◆ **SHORT PROBLEM**
Copy every record word for word.

◆ **INFORMATION SHOWN**

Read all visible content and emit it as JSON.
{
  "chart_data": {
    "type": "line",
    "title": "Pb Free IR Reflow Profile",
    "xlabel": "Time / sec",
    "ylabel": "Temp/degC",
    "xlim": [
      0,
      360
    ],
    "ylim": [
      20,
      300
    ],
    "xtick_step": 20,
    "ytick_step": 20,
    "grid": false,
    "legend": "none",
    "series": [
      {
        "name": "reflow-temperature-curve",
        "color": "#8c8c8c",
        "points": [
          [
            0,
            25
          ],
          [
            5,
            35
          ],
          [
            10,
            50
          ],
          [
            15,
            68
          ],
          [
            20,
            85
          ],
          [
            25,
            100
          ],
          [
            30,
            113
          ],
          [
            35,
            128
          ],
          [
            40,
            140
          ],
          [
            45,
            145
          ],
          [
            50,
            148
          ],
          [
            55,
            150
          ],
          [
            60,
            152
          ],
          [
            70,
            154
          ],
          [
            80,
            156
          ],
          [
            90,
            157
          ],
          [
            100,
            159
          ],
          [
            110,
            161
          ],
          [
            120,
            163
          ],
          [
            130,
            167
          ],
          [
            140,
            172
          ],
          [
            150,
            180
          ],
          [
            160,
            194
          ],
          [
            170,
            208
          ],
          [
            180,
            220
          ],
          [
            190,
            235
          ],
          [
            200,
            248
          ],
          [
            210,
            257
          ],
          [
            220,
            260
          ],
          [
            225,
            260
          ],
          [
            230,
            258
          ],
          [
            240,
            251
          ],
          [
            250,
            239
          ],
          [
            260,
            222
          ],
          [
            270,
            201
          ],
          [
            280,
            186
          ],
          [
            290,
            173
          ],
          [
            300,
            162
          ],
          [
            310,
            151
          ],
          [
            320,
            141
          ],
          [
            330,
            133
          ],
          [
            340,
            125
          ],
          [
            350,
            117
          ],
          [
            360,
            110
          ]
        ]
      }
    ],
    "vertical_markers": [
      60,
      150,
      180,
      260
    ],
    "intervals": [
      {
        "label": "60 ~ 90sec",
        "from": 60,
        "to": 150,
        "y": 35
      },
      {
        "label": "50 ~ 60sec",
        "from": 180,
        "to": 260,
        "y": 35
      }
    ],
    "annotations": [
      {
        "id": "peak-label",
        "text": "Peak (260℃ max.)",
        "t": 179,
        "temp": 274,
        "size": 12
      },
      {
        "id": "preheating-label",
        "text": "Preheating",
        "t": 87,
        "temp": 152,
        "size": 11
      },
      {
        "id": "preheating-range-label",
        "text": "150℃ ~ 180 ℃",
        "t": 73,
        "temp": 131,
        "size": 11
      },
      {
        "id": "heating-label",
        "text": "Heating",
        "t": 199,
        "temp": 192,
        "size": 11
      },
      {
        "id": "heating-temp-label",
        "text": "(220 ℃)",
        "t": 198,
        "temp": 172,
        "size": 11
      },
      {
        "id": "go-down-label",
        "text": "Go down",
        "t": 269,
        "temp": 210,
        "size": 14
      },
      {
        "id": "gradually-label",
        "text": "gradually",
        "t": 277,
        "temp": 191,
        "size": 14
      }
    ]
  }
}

◆ **RESULT**
Read all visible content and emit it as JSON.
{
  "chart_data": {
    "type": "line",
    "title": "Pb Free IR Reflow Profile",
    "xlabel": "Time / sec",
    "ylabel": "Temp/degC",
    "xlim": [
      0,
      360
    ],
    "ylim": [
      20,
      300
    ],
    "xtick_step": 20,
    "ytick_step": 20,
    "grid": false,
    "legend": "none",
    "series": [
      {
        "name": "reflow-temperature-curve",
        "color": "#8c8c8c",
        "points": [
          [
            0,
            25
          ],
          [
            5,
            35
          ],
          [
            10,
            50
          ],
          [
            15,
            68
          ],
          [
            20,
            85
          ],
          [
            25,
            100
          ],
          [
            30,
            113
          ],
          [
            35,
            128
          ],
          [
            40,
            140
          ],
          [
            45,
            145
          ],
          [
            50,
            148
          ],
          [
            55,
            150
          ],
          [
            60,
            152
          ],
          [
            70,
            154
          ],
          [
            80,
            156
          ],
          [
            90,
            157
          ],
          [
            100,
            159
          ],
          [
            110,
            161
          ],
          [
            120,
            163
          ],
          [
            130,
            167
          ],
          [
            140,
            172
          ],
          [
            150,
            180
          ],
          [
            160,
            194
          ],
          [
            170,
            208
          ],
          [
            180,
            220
          ],
          [
            190,
            235
          ],
          [
            200,
            248
          ],
          [
            210,
            257
          ],
          [
            220,
            260
          ],
          [
            225,
            260
          ],
          [
            230,
            258
          ],
          [
            240,
            251
          ],
          [
            250,
            239
          ],
          [
            260,
            222
          ],
          [
            270,
            201
          ],
          [
            280,
            186
          ],
          [
            290,
            173
          ],
          [
            300,
            162
          ],
          [
            310,
            151
          ],
          [
            320,
            141
          ],
          [
            330,
            133
          ],
          [
            340,
            125
          ],
          [
            350,
            117
          ],
          [
            360,
            110
          ]
        ]
      }
    ],
    "vertical_markers": [
      60,
      150,
      180,
      260
    ],
    "intervals": [
      {
        "label": "60 ~ 90sec",
        "from": 60,
        "to": 150,
        "y": 35
      },
      {
        "label": "50 ~ 60sec",
        "from": 180,
        "to": 260,
        "y": 35
      }
    ],
    "annotations": [
      {
        "id": "peak-label",
        "text": "Peak (260℃ max.)",
        "t": 179,
        "temp": 274,
        "size": 12
      },
      {
        "id": "preheating-label",
        "text": "Preheating",
        "t": 87,
        "temp": 152,
        "size": 11
      },
      {
        "id": "preheating-range-label",
        "text": "150℃ ~ 180 ℃",
        "t": 73,
        "temp": 131,
        "size": 11
      },
      {
        "id": "heating-label",
        "text": "Heating",
        "t": 199,
        "temp": 192,
        "size": 11
      },
      {
        "id": "heating-temp-label",
        "text": "(220 ℃)",
        "t": 198,
        "temp": 172,
        "size": 11
      },
      {
        "id": "go-down-label",
        "text": "Go down",
        "t": 269,
        "temp": 210,
        "size": 14
      },
      {
        "id": "gradually-label",
        "text": "gradually",
        "t": 277,
        "temp": 191,
        "size": 14
      }
    ]
  }
}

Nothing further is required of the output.